— Start Supplied information —

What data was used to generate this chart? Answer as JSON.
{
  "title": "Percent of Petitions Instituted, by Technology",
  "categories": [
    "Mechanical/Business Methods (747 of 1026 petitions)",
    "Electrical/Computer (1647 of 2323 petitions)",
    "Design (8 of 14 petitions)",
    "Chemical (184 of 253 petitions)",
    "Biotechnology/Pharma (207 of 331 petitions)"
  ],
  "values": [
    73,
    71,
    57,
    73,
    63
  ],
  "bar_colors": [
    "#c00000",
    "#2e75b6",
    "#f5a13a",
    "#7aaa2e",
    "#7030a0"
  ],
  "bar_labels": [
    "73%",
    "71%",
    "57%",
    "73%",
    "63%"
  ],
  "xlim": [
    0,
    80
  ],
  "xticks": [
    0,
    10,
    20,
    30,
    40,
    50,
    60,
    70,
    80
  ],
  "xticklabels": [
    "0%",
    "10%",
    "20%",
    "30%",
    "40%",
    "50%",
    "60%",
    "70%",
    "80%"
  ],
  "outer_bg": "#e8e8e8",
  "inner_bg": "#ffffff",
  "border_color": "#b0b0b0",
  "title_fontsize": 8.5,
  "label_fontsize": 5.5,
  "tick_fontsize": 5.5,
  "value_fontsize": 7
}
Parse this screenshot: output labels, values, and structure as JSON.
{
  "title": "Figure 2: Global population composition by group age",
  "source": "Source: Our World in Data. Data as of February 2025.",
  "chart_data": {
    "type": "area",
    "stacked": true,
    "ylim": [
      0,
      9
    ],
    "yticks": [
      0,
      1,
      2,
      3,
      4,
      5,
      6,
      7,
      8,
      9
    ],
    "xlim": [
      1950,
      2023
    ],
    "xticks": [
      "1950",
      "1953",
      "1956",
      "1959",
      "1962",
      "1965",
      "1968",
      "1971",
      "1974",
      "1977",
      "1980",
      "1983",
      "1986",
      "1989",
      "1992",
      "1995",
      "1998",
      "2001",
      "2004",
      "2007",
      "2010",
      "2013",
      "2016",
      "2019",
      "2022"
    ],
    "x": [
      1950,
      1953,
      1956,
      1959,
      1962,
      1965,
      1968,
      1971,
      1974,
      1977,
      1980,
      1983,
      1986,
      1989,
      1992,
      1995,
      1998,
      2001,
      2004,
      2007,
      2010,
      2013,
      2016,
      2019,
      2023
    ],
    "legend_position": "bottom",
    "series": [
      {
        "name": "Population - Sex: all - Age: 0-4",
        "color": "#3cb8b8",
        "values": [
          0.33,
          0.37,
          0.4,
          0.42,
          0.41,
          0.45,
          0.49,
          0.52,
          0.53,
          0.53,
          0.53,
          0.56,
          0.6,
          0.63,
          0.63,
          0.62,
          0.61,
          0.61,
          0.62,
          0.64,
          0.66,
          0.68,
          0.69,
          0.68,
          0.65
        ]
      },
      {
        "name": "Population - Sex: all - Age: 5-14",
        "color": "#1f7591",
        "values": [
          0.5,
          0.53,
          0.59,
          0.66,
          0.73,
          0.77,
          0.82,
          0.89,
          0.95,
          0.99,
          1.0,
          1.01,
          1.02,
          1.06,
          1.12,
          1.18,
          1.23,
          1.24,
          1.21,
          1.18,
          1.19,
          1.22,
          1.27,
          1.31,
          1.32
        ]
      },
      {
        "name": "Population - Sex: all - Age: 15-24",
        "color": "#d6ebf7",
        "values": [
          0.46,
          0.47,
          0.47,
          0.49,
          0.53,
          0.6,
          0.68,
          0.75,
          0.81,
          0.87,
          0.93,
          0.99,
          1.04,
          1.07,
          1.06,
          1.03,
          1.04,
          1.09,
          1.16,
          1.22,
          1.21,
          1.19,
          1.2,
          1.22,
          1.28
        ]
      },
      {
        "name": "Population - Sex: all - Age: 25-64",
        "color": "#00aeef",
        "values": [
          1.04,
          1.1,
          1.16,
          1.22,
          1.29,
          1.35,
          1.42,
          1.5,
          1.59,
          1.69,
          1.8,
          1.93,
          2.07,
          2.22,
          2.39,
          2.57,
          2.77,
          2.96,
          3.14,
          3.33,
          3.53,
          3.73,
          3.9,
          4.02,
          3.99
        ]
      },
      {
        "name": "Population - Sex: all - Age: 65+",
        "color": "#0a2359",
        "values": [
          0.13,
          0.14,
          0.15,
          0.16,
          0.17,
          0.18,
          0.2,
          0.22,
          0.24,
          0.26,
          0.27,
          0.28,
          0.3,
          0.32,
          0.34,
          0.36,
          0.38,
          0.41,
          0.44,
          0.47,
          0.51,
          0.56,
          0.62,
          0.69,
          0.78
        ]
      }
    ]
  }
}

— End Supplied information —

Task to complete | Pick out all the lines with the word "JSON" in them and copy them.

Solution to this task |
What data was used to generate this chart? Answer as JSON.
Parse this screenshot: output labels, values, and structure as JSON.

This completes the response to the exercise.